> [WHAT IS NEEDED]
A single number is the answer here: how many lines of the entries contain "lavender"?

■ ■ ■ ■ ■ ■ ■

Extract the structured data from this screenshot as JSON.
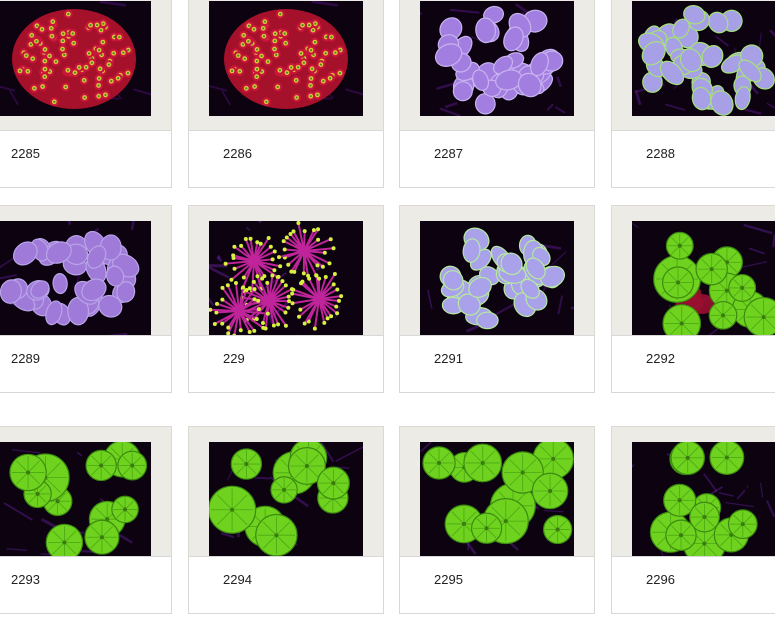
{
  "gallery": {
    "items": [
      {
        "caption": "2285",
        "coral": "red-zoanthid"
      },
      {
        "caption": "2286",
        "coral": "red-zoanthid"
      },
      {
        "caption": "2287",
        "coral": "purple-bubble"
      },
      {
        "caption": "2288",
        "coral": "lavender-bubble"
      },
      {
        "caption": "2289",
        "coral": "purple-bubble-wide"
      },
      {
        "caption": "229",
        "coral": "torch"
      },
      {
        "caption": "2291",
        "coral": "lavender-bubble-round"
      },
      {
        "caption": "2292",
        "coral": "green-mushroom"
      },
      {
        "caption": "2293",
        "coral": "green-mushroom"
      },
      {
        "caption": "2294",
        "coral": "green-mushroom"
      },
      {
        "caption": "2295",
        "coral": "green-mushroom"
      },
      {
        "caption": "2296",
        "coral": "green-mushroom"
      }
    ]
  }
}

■ ■ ■ ■ ■ ■ ■

> [COMPLETED TASK]
2